▶ _Exercise_: The listing below is to be output in its exact form.

____ Raw records

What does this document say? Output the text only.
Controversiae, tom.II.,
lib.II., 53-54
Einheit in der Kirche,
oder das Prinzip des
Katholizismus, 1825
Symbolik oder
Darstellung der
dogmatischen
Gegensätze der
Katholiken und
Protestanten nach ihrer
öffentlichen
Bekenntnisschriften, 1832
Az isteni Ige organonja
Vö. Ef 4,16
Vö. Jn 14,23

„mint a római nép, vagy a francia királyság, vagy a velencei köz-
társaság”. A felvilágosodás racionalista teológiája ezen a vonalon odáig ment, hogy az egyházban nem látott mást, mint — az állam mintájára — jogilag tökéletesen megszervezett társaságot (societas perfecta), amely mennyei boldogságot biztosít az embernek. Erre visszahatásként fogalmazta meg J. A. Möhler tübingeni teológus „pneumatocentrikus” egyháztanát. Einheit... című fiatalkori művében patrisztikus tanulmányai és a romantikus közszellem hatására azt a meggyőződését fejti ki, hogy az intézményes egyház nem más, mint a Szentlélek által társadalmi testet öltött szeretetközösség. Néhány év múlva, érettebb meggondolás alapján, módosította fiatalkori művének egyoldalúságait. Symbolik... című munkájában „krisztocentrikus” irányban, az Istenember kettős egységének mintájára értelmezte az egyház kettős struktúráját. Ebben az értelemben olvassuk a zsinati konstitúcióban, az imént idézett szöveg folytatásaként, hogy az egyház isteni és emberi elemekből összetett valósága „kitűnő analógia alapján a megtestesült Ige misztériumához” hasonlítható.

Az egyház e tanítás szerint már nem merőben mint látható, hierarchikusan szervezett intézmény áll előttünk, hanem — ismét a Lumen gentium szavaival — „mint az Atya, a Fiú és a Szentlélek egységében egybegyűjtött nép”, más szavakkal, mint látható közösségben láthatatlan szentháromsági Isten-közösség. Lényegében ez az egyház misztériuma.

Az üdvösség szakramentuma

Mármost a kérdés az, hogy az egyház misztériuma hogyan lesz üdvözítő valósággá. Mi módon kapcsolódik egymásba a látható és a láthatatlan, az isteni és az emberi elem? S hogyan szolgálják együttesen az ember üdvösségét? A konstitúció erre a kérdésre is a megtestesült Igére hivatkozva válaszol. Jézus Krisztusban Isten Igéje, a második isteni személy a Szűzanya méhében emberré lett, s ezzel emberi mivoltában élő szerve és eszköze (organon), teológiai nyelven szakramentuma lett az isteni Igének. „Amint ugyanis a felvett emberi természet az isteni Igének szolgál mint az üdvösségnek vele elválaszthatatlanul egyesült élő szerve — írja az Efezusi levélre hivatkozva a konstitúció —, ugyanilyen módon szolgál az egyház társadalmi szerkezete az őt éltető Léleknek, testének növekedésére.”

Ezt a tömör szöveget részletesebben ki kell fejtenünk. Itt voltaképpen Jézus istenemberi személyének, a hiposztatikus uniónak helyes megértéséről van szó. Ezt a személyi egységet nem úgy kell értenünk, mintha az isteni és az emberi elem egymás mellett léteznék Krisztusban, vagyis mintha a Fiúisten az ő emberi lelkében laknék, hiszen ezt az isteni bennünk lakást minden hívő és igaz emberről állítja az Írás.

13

________

▶ _Full output_:
What does this document say? Output the text only.
Controversiae, tom.II.,
lib.II., 53-54
Einheit in der Kirche,
oder das Prinzip des
Katholizismus, 1825
Symbolik oder
Darstellung der
dogmatischen
Gegensätze der
Katholiken und
Protestanten nach ihrer
öffentlichen
Bekenntnisschriften, 1832
Az isteni Ige organonja
Vö. Ef 4,16
Vö. Jn 14,23

„mint a római nép, vagy a francia királyság, vagy a velencei köz-
társaság”. A felvilágosodás racionalista teológiája ezen a vonalon odáig ment, hogy az egyházban nem látott mást, mint — az állam mintájára — jogilag tökéletesen megszervezett társaságot (societas perfecta), amely mennyei boldogságot biztosít az embernek. Erre visszahatásként fogalmazta meg J. A. Möhler tübingeni teológus „pneumatocentrikus” egyháztanát. Einheit... című fiatalkori művében patrisztikus tanulmányai és a romantikus közszellem hatására azt a meggyőződését fejti ki, hogy az intézményes egyház nem más, mint a Szentlélek által társadalmi testet öltött szeretetközösség. Néhány év múlva, érettebb meggondolás alapján, módosította fiatalkori művének egyoldalúságait. Symbolik... című munkájában „krisztocentrikus” irányban, az Istenember kettős egységének mintájára értelmezte az egyház kettős struktúráját. Ebben az értelemben olvassuk a zsinati konstitúcióban, az imént idézett szöveg folytatásaként, hogy az egyház isteni és emberi elemekből összetett valósága „kitűnő analógia alapján a megtestesült Ige misztériumához” hasonlítható.

Az egyház e tanítás szerint már nem merőben mint látható, hierarchikusan szervezett intézmény áll előttünk, hanem — ismét a Lumen gentium szavaival — „mint az Atya, a Fiú és a Szentlélek egységében egybegyűjtött nép”, más szavakkal, mint látható közösségben láthatatlan szentháromsági Isten-közösség. Lényegében ez az egyház misztériuma.

Az üdvösség szakramentuma

Mármost a kérdés az, hogy az egyház misztériuma hogyan lesz üdvözítő valósággá. Mi módon kapcsolódik egymásba a látható és a láthatatlan, az isteni és az emberi elem? S hogyan szolgálják együttesen az ember üdvösségét? A konstitúció erre a kérdésre is a megtestesült Igére hivatkozva válaszol. Jézus Krisztusban Isten Igéje, a második isteni személy a Szűzanya méhében emberré lett, s ezzel emberi mivoltában élő szerve és eszköze (organon), teológiai nyelven szakramentuma lett az isteni Igének. „Amint ugyanis a felvett emberi természet az isteni Igének szolgál mint az üdvösségnek vele elválaszthatatlanul egyesült élő szerve — írja az Efezusi levélre hivatkozva a konstitúció —, ugyanilyen módon szolgál az egyház társadalmi szerkezete az őt éltető Léleknek, testének növekedésére.”

Ezt a tömör szöveget részletesebben ki kell fejtenünk. Itt voltaképpen Jézus istenemberi személyének, a hiposztatikus uniónak helyes megértéséről van szó. Ezt a személyi egységet nem úgy kell értenünk, mintha az isteni és az emberi elem egymás mellett léteznék Krisztusban, vagyis mintha a Fiúisten az ő emberi lelkében laknék, hiszen ezt az isteni bennünk lakást minden hívő és igaz emberről állítja az Írás.

13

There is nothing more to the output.